- **Request**
Track down each line that has the word "JSON" and copy it.

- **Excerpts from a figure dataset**
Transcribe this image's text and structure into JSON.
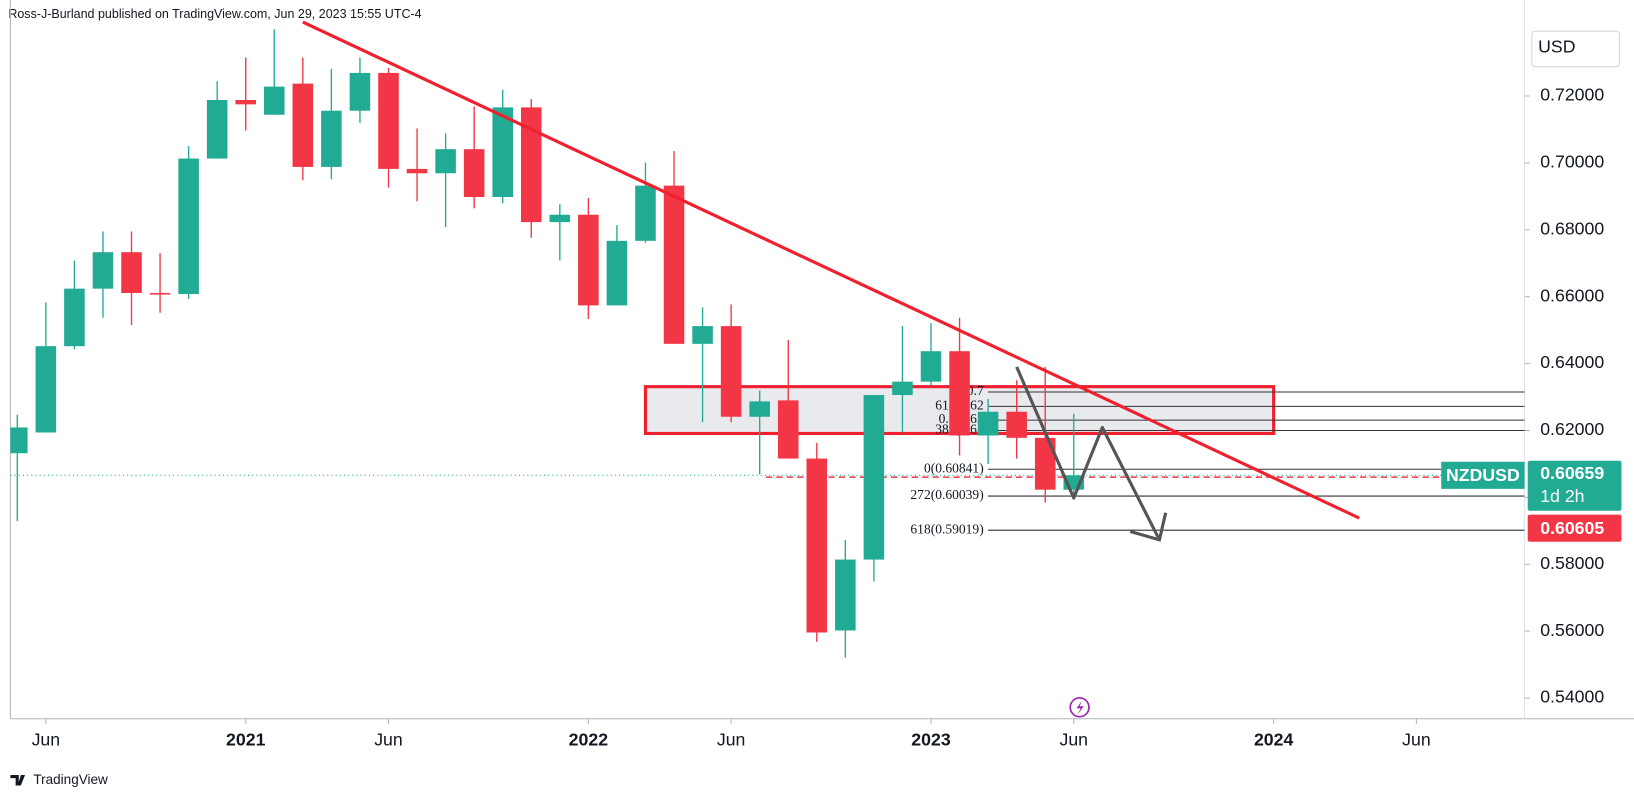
{
  "header": {
    "byline": "Ross-J-Burland published on TradingView.com, Jun 29, 2023 15:55 UTC-4"
  },
  "footer": {
    "brand": "TradingView"
  },
  "chart_data": {
    "type": "candlestick",
    "x": [
      "2020-05",
      "2020-06",
      "2020-07",
      "2020-08",
      "2020-09",
      "2020-10",
      "2020-11",
      "2020-12",
      "2021-01",
      "2021-02",
      "2021-03",
      "2021-04",
      "2021-05",
      "2021-06",
      "2021-07",
      "2021-08",
      "2021-09",
      "2021-10",
      "2021-11",
      "2021-12",
      "2022-01",
      "2022-02",
      "2022-03",
      "2022-04",
      "2022-05",
      "2022-06",
      "2022-07",
      "2022-08",
      "2022-09",
      "2022-10",
      "2022-11",
      "2022-12",
      "2023-01",
      "2023-02",
      "2023-03",
      "2023-04",
      "2023-05",
      "2023-06"
    ],
    "open": [
      0.6132,
      0.6194,
      0.6452,
      0.6624,
      0.6733,
      0.6611,
      0.6608,
      0.7013,
      0.7188,
      0.7144,
      0.7237,
      0.6988,
      0.7156,
      0.7269,
      0.6982,
      0.6969,
      0.7041,
      0.6898,
      0.7166,
      0.6823,
      0.6845,
      0.6574,
      0.6767,
      0.6932,
      0.6459,
      0.6512,
      0.6241,
      0.629,
      0.6116,
      0.5602,
      0.5814,
      0.6306,
      0.6346,
      0.6437,
      0.6185,
      0.6256,
      0.6178,
      0.6023
    ],
    "high": [
      0.6247,
      0.6583,
      0.6708,
      0.6795,
      0.6795,
      0.673,
      0.705,
      0.7244,
      0.7315,
      0.7399,
      0.7315,
      0.7281,
      0.7315,
      0.7284,
      0.7103,
      0.7088,
      0.7169,
      0.7219,
      0.7191,
      0.6876,
      0.6895,
      0.6814,
      0.7001,
      0.7035,
      0.6568,
      0.6577,
      0.6319,
      0.6471,
      0.6163,
      0.5873,
      0.6306,
      0.6512,
      0.6521,
      0.6537,
      0.6294,
      0.635,
      0.639,
      0.625
    ],
    "low": [
      0.5929,
      0.6194,
      0.6443,
      0.6537,
      0.6515,
      0.6552,
      0.6593,
      0.7013,
      0.7097,
      0.7144,
      0.6948,
      0.6951,
      0.7119,
      0.6926,
      0.6885,
      0.6808,
      0.6864,
      0.6879,
      0.6776,
      0.6708,
      0.6533,
      0.6574,
      0.6761,
      0.6459,
      0.6225,
      0.6225,
      0.6069,
      0.6116,
      0.5568,
      0.5521,
      0.5748,
      0.6194,
      0.6334,
      0.6125,
      0.61,
      0.6116,
      0.5985,
      0.5998
    ],
    "close": [
      0.6209,
      0.6452,
      0.6624,
      0.6733,
      0.6611,
      0.6608,
      0.7013,
      0.7188,
      0.7175,
      0.7228,
      0.6988,
      0.7156,
      0.7269,
      0.6982,
      0.6969,
      0.7041,
      0.6898,
      0.7166,
      0.6823,
      0.6845,
      0.6574,
      0.6767,
      0.6932,
      0.6459,
      0.6512,
      0.6241,
      0.6287,
      0.6116,
      0.5596,
      0.5814,
      0.6306,
      0.6346,
      0.6437,
      0.6185,
      0.6256,
      0.6178,
      0.6023,
      0.6066
    ],
    "up_color": "#22ab94",
    "down_color": "#f23645",
    "xlim": [
      "2020-04",
      "2024-10"
    ],
    "xticks": [
      {
        "value": "2020-06",
        "label": "Jun"
      },
      {
        "value": "2021-01",
        "label": "2021"
      },
      {
        "value": "2021-06",
        "label": "Jun"
      },
      {
        "value": "2022-01",
        "label": "2022"
      },
      {
        "value": "2022-06",
        "label": "Jun"
      },
      {
        "value": "2023-01",
        "label": "2023"
      },
      {
        "value": "2023-06",
        "label": "Jun"
      },
      {
        "value": "2024-01",
        "label": "2024"
      },
      {
        "value": "2024-06",
        "label": "Jun"
      }
    ],
    "ylim": [
      0.5338,
      0.7487
    ],
    "yticks": [
      {
        "value": 0.54,
        "label": "0.54000"
      },
      {
        "value": 0.56,
        "label": "0.56000"
      },
      {
        "value": 0.58,
        "label": "0.58000"
      },
      {
        "value": 0.6,
        "label": "0.60000"
      },
      {
        "value": 0.62,
        "label": "0.62000"
      },
      {
        "value": 0.64,
        "label": "0.64000"
      },
      {
        "value": 0.66,
        "label": "0.66000"
      },
      {
        "value": 0.68,
        "label": "0.68000"
      },
      {
        "value": 0.7,
        "label": "0.70000"
      },
      {
        "value": 0.72,
        "label": "0.72000"
      }
    ],
    "currency": "USD",
    "symbol": "NZDUSD",
    "last_price": 0.60659,
    "countdown": "1d 2h",
    "ref_price": 0.60605,
    "trendline": {
      "color": "#f0202f",
      "x": [
        "2021-03",
        "2024-04"
      ],
      "y": [
        0.7421,
        0.5938
      ]
    },
    "zone": {
      "color": "#f0202f",
      "x": [
        "2022-03",
        "2024-01"
      ],
      "y": [
        0.6331,
        0.6191
      ]
    },
    "fib_levels": [
      {
        "value": 0.6315,
        "label": "0.7"
      },
      {
        "value": 0.6272,
        "label": "618(0.62"
      },
      {
        "value": 0.6231,
        "label": "0.5(0.62"
      },
      {
        "value": 0.62,
        "label": "382(0.61"
      },
      {
        "value": 0.60841,
        "label": "0(0.60841)"
      },
      {
        "value": 0.60039,
        "label": "272(0.60039)"
      },
      {
        "value": 0.59019,
        "label": "618(0.59019)"
      }
    ],
    "forecast": {
      "color": "#555555",
      "x": [
        "2023-04",
        "2023-06",
        "2023-07",
        "2023-09"
      ],
      "y": [
        0.639,
        0.5998,
        0.6209,
        0.5873
      ]
    }
  }
}
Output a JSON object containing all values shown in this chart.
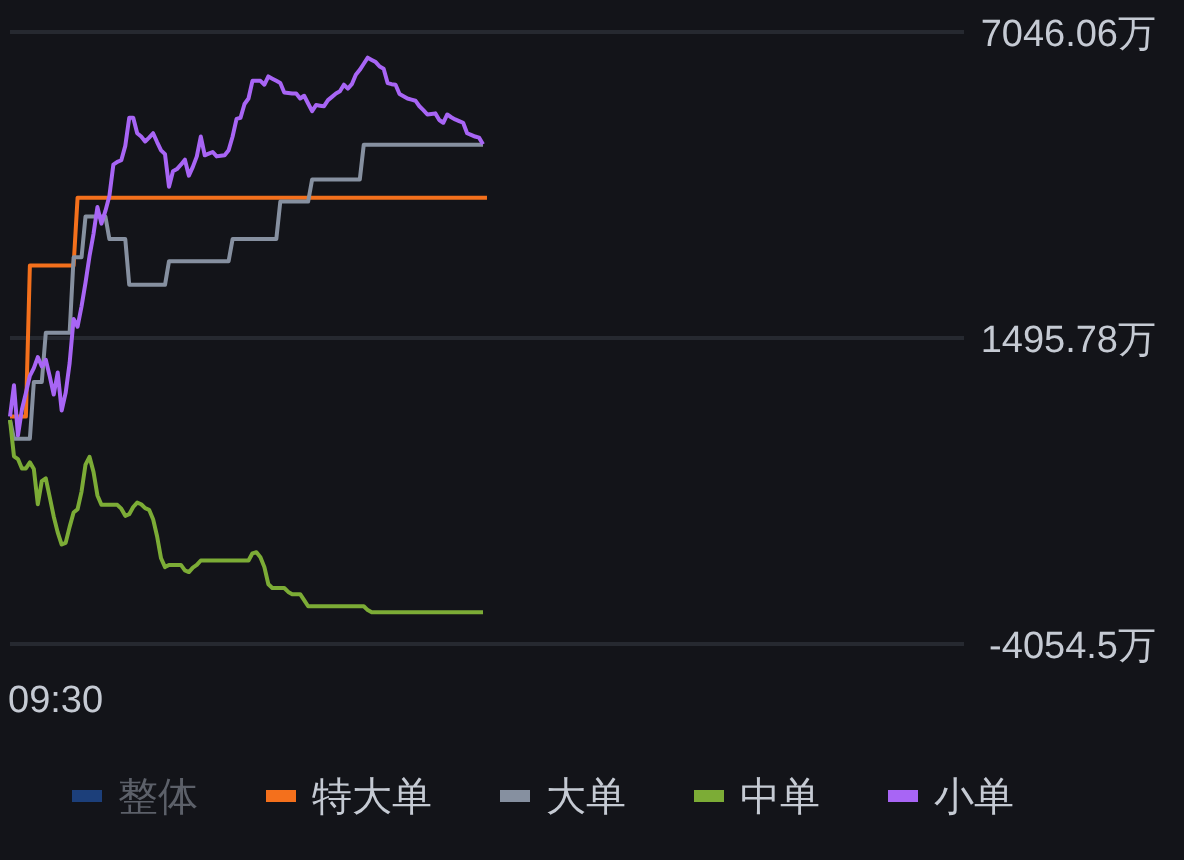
{
  "chart_data": {
    "type": "line",
    "categories": [
      null,
      null,
      null,
      null,
      null,
      null,
      null,
      null,
      null,
      null,
      null,
      null,
      null,
      null,
      null,
      null,
      null,
      null,
      null,
      null,
      null,
      null,
      null,
      null,
      null,
      null,
      null,
      null,
      null,
      null,
      null,
      null,
      null,
      null,
      null,
      null,
      null,
      null,
      null,
      null,
      null,
      null,
      null,
      null,
      null,
      null,
      null,
      null,
      null,
      null,
      null,
      null,
      null,
      null,
      null,
      null,
      null,
      null,
      null,
      null,
      null,
      null,
      null,
      null,
      null,
      null,
      null,
      null,
      null,
      null,
      null,
      null,
      null,
      null,
      null,
      null,
      null,
      null,
      null,
      null,
      null,
      null,
      null,
      null,
      null,
      null,
      null,
      null,
      null,
      null,
      null,
      null,
      null,
      null,
      null,
      null,
      null,
      null,
      null,
      null,
      null,
      null,
      null,
      null,
      null,
      null,
      null,
      null,
      null,
      null,
      null,
      null,
      null,
      null,
      null,
      null,
      null,
      null,
      null,
      null,
      null,
      null,
      null,
      null,
      null,
      null,
      null,
      null,
      null,
      null,
      null,
      null,
      null,
      null,
      null,
      null,
      null,
      null,
      null,
      null,
      null,
      null,
      null,
      null,
      null,
      null,
      null,
      null,
      null,
      null,
      null,
      null,
      null,
      null,
      null,
      null,
      null,
      null,
      null,
      null,
      null,
      null,
      null,
      null,
      null,
      null,
      null,
      null,
      null,
      null,
      null,
      null,
      null,
      null,
      null,
      null,
      null,
      null,
      null,
      null,
      null,
      null,
      null,
      null,
      null,
      null,
      null,
      null,
      null,
      null,
      null,
      null,
      null,
      null,
      null,
      null,
      null,
      null,
      null,
      null,
      null,
      null,
      null,
      null,
      null,
      null,
      null,
      null,
      null,
      null,
      null,
      null,
      null,
      null,
      null,
      null,
      null,
      null,
      null,
      null,
      null,
      null,
      null,
      null,
      null,
      null,
      null,
      null,
      null,
      null,
      null,
      null,
      null,
      null,
      null,
      null,
      null,
      null,
      null,
      null
    ],
    "ylim": [
      -4054.5,
      7046.06
    ],
    "yticks": [
      {
        "value": -4054.5,
        "label": "-4054.5万"
      },
      {
        "value": 1495.78,
        "label": "1495.78万"
      },
      {
        "value": 7046.06,
        "label": "7046.06万"
      }
    ],
    "grid": "y",
    "legend": "bottom",
    "annotations": [
      "09:30"
    ],
    "series": [
      {
        "name": "整体",
        "color": "#1c3f7a",
        "values": [
          null,
          null,
          null,
          null,
          null,
          null,
          null,
          null,
          null,
          null,
          null,
          null,
          null,
          null,
          null,
          null,
          null,
          null,
          null,
          null,
          null,
          null,
          null,
          null,
          null,
          null,
          null,
          null,
          null,
          null,
          null,
          null,
          null,
          null,
          null,
          null,
          null,
          null,
          null,
          null,
          null,
          null,
          null,
          null,
          null,
          null,
          null,
          null,
          null,
          null,
          null,
          null,
          null,
          null,
          null,
          null,
          null,
          null,
          null,
          null,
          null,
          null,
          null,
          null,
          null,
          null,
          null,
          null,
          null,
          null,
          null,
          null,
          null,
          null,
          null,
          null,
          null,
          null,
          null,
          null,
          null,
          null,
          null,
          null,
          null,
          null,
          null,
          null,
          null,
          null,
          null,
          null,
          null,
          null,
          null,
          null,
          null,
          null,
          null,
          null,
          null,
          null,
          null,
          null,
          null,
          null,
          null,
          null,
          null,
          null,
          null,
          null,
          null,
          null,
          null,
          null,
          null,
          null,
          null,
          null,
          null,
          null,
          null,
          null,
          null,
          null,
          null,
          null,
          null,
          null,
          null,
          null,
          null,
          null,
          null,
          null,
          null,
          null,
          null,
          null,
          null,
          null,
          null,
          null,
          null,
          null,
          null,
          null,
          null,
          null,
          null,
          null,
          null,
          null,
          null,
          null,
          null,
          null,
          null,
          null,
          null,
          null,
          null,
          null,
          null,
          null,
          null,
          null,
          null,
          null,
          null,
          null,
          null,
          null,
          null,
          null,
          null,
          null,
          null,
          null,
          null,
          null,
          null,
          null,
          null,
          null,
          null,
          null,
          null,
          null,
          null,
          null,
          null,
          null,
          null,
          null,
          null,
          null,
          null,
          null,
          null,
          null,
          null,
          null,
          null,
          null,
          null,
          null,
          null,
          null,
          null,
          null,
          null,
          null,
          null,
          null,
          null,
          null,
          null,
          null,
          null,
          null,
          null,
          null,
          null,
          null,
          null,
          null,
          null,
          null,
          null,
          null,
          null,
          null,
          null,
          null,
          null,
          null,
          null,
          null
        ]
      },
      {
        "name": "特大单",
        "color": "#f4701c",
        "values": [
          70,
          70,
          70,
          70,
          70,
          2810,
          2810,
          2810,
          2810,
          2810,
          2810,
          2810,
          2810,
          2810,
          2810,
          2810,
          2810,
          4040,
          4040,
          4040,
          4040,
          4040,
          4040,
          4040,
          4040,
          4040,
          4040,
          4040,
          4040,
          4040,
          4040,
          4040,
          4040,
          4040,
          4040,
          4040,
          4040,
          4040,
          4040,
          4040,
          4040,
          4040,
          4040,
          4040,
          4040,
          4040,
          4040,
          4040,
          4040,
          4040,
          4040,
          4040,
          4040,
          4040,
          4040,
          4040,
          4040,
          4040,
          4040,
          4040,
          4040,
          4040,
          4040,
          4040,
          4040,
          4040,
          4040,
          4040,
          4040,
          4040,
          4040,
          4040,
          4040,
          4040,
          4040,
          4040,
          4040,
          4040,
          4040,
          4040,
          4040,
          4040,
          4040,
          4040,
          4040,
          4040,
          4040,
          4040,
          4040,
          4040,
          4040,
          4040,
          4040,
          4040,
          4040,
          4040,
          4040,
          4040,
          4040,
          4040,
          4040,
          4040,
          4040,
          4040,
          4040,
          4040,
          4040,
          4040,
          4040,
          4040,
          4040,
          4040,
          4040,
          4040,
          4040,
          4040,
          4040,
          4040,
          4040,
          4040,
          4040,
          null,
          null,
          null,
          null,
          null,
          null,
          null,
          null,
          null,
          null,
          null,
          null,
          null,
          null,
          null,
          null,
          null,
          null,
          null,
          null,
          null,
          null,
          null,
          null,
          null,
          null,
          null,
          null,
          null,
          null,
          null,
          null,
          null,
          null,
          null,
          null,
          null,
          null,
          null,
          null,
          null,
          null,
          null,
          null,
          null,
          null,
          null,
          null,
          null,
          null,
          null,
          null,
          null,
          null,
          null,
          null,
          null,
          null,
          null,
          null,
          null,
          null,
          null,
          null,
          null,
          null,
          null,
          null,
          null,
          null,
          null,
          null,
          null,
          null,
          null,
          null,
          null,
          null,
          null,
          null,
          null,
          null,
          null,
          null,
          null,
          null,
          null,
          null,
          null,
          null,
          null,
          null,
          null,
          null,
          null,
          null,
          null,
          null,
          null,
          null,
          null,
          null,
          null,
          null,
          null,
          null,
          null,
          null,
          null,
          null,
          null,
          null,
          null,
          null,
          null,
          null,
          null,
          null,
          null
        ]
      },
      {
        "name": "大单",
        "color": "#8690a0",
        "values": [
          10,
          -330,
          -330,
          -330,
          -330,
          -330,
          700,
          700,
          700,
          1590,
          1590,
          1590,
          1590,
          1590,
          1590,
          1590,
          2960,
          2960,
          2960,
          3700,
          3700,
          3700,
          3700,
          3700,
          3700,
          3290,
          3290,
          3290,
          3290,
          3290,
          2460,
          2460,
          2460,
          2460,
          2460,
          2460,
          2460,
          2460,
          2460,
          2460,
          2890,
          2890,
          2890,
          2890,
          2890,
          2890,
          2890,
          2890,
          2890,
          2890,
          2890,
          2890,
          2890,
          2890,
          2890,
          2890,
          3290,
          3290,
          3290,
          3290,
          3290,
          3290,
          3290,
          3290,
          3290,
          3290,
          3290,
          3290,
          3970,
          3970,
          3970,
          3970,
          3970,
          3970,
          3970,
          3970,
          4370,
          4370,
          4370,
          4370,
          4370,
          4370,
          4370,
          4370,
          4370,
          4370,
          4370,
          4370,
          4370,
          5000,
          5000,
          5000,
          5000,
          5000,
          5000,
          5000,
          5000,
          5000,
          5000,
          5000,
          5000,
          5000,
          5000,
          5000,
          5000,
          5000,
          5000,
          5000,
          5000,
          5000,
          5000,
          5000,
          5000,
          5000,
          5000,
          5000,
          5000,
          5000,
          5000,
          5000,
          null,
          null,
          null,
          null,
          null,
          null,
          null,
          null,
          null,
          null,
          null,
          null,
          null,
          null,
          null,
          null,
          null,
          null,
          null,
          null,
          null,
          null,
          null,
          null,
          null,
          null,
          null,
          null,
          null,
          null,
          null,
          null,
          null,
          null,
          null,
          null,
          null,
          null,
          null,
          null,
          null,
          null,
          null,
          null,
          null,
          null,
          null,
          null,
          null,
          null,
          null,
          null,
          null,
          null,
          null,
          null,
          null,
          null,
          null,
          null,
          null,
          null,
          null,
          null,
          null,
          null,
          null,
          null,
          null,
          null,
          null,
          null,
          null,
          null,
          null,
          null,
          null,
          null,
          null,
          null,
          null,
          null,
          null,
          null,
          null,
          null,
          null,
          null,
          null,
          null,
          null,
          null,
          null,
          null,
          null,
          null,
          null,
          null,
          null,
          null,
          null,
          null,
          null,
          null,
          null,
          null,
          null,
          null,
          null,
          null,
          null,
          null,
          null,
          null,
          null,
          null,
          null,
          null,
          null,
          null
        ]
      },
      {
        "name": "中单",
        "color": "#7cac36",
        "values": [
          10,
          -650,
          -700,
          -870,
          -870,
          -760,
          -880,
          -1520,
          -1100,
          -1050,
          -1390,
          -1740,
          -2030,
          -2250,
          -2220,
          -1930,
          -1670,
          -1610,
          -1290,
          -800,
          -660,
          -930,
          -1360,
          -1530,
          -1530,
          -1530,
          -1530,
          -1530,
          -1600,
          -1730,
          -1700,
          -1570,
          -1490,
          -1520,
          -1590,
          -1620,
          -1790,
          -2100,
          -2500,
          -2660,
          -2620,
          -2620,
          -2620,
          -2620,
          -2720,
          -2750,
          -2670,
          -2620,
          -2540,
          -2540,
          -2540,
          -2540,
          -2540,
          -2540,
          -2540,
          -2540,
          -2540,
          -2540,
          -2540,
          -2540,
          -2540,
          -2410,
          -2390,
          -2480,
          -2660,
          -2970,
          -3040,
          -3040,
          -3040,
          -3040,
          -3110,
          -3150,
          -3150,
          -3150,
          -3260,
          -3370,
          -3370,
          -3370,
          -3370,
          -3370,
          -3370,
          -3370,
          -3370,
          -3370,
          -3370,
          -3370,
          -3370,
          -3370,
          -3370,
          -3370,
          -3440,
          -3480,
          -3480,
          -3480,
          -3480,
          -3480,
          -3480,
          -3480,
          -3480,
          -3480,
          -3480,
          -3480,
          -3480,
          -3480,
          -3480,
          -3480,
          -3480,
          -3480,
          -3480,
          -3480,
          -3480,
          -3480,
          -3480,
          -3480,
          -3480,
          -3480,
          -3480,
          -3480,
          -3480,
          -3480,
          null,
          null,
          null,
          null,
          null,
          null,
          null,
          null,
          null,
          null,
          null,
          null,
          null,
          null,
          null,
          null,
          null,
          null,
          null,
          null,
          null,
          null,
          null,
          null,
          null,
          null,
          null,
          null,
          null,
          null,
          null,
          null,
          null,
          null,
          null,
          null,
          null,
          null,
          null,
          null,
          null,
          null,
          null,
          null,
          null,
          null,
          null,
          null,
          null,
          null,
          null,
          null,
          null,
          null,
          null,
          null,
          null,
          null,
          null,
          null,
          null,
          null,
          null,
          null,
          null,
          null,
          null,
          null,
          null,
          null,
          null,
          null,
          null,
          null,
          null,
          null,
          null,
          null,
          null,
          null,
          null,
          null,
          null,
          null,
          null,
          null,
          null,
          null,
          null,
          null,
          null,
          null,
          null,
          null,
          null,
          null,
          null,
          null,
          null,
          null,
          null,
          null,
          null,
          null,
          null,
          null,
          null,
          null,
          null,
          null,
          null,
          null,
          null,
          null,
          null,
          null,
          null,
          null,
          null,
          null
        ]
      },
      {
        "name": "小单",
        "color": "#a865f5",
        "values": [
          70,
          640,
          -270,
          200,
          500,
          810,
          950,
          1150,
          980,
          1100,
          800,
          470,
          870,
          180,
          500,
          1040,
          1840,
          1700,
          2070,
          2500,
          2980,
          3380,
          3870,
          3570,
          3800,
          4070,
          4640,
          4690,
          4720,
          4980,
          5490,
          5490,
          5210,
          5150,
          5060,
          5130,
          5210,
          5050,
          4900,
          4830,
          4240,
          4520,
          4560,
          4640,
          4730,
          4440,
          4600,
          4790,
          5150,
          4810,
          4840,
          4870,
          4790,
          4800,
          4810,
          4900,
          5150,
          5470,
          5490,
          5740,
          5840,
          6160,
          6160,
          6160,
          6090,
          6240,
          6200,
          6160,
          6120,
          5950,
          5940,
          5930,
          5930,
          5840,
          5890,
          5750,
          5610,
          5720,
          5710,
          5700,
          5810,
          5870,
          5930,
          5970,
          6090,
          6020,
          6100,
          6270,
          6360,
          6470,
          6580,
          6540,
          6500,
          6420,
          6380,
          6120,
          6100,
          6090,
          5920,
          5880,
          5840,
          5820,
          5800,
          5700,
          5630,
          5550,
          5560,
          5570,
          5450,
          5400,
          5550,
          5500,
          5460,
          5430,
          5400,
          5210,
          5180,
          5150,
          5130,
          5010,
          null,
          null,
          null,
          null,
          null,
          null,
          null,
          null,
          null,
          null,
          null,
          null,
          null,
          null,
          null,
          null,
          null,
          null,
          null,
          null,
          null,
          null,
          null,
          null,
          null,
          null,
          null,
          null,
          null,
          null,
          null,
          null,
          null,
          null,
          null,
          null,
          null,
          null,
          null,
          null,
          null,
          null,
          null,
          null,
          null,
          null,
          null,
          null,
          null,
          null,
          null,
          null,
          null,
          null,
          null,
          null,
          null,
          null,
          null,
          null,
          null,
          null,
          null,
          null,
          null,
          null,
          null,
          null,
          null,
          null,
          null,
          null,
          null,
          null,
          null,
          null,
          null,
          null,
          null,
          null,
          null,
          null,
          null,
          null,
          null,
          null,
          null,
          null,
          null,
          null,
          null,
          null,
          null,
          null,
          null,
          null,
          null,
          null,
          null,
          null,
          null,
          null,
          null,
          null,
          null,
          null,
          null,
          null,
          null,
          null,
          null,
          null,
          null,
          null,
          null,
          null,
          null,
          null,
          null,
          null
        ]
      }
    ]
  }
}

- **Answer to the problem**
Transcribe this image's text and structure into JSON.
Output a JSON object containing all values shown in this chart.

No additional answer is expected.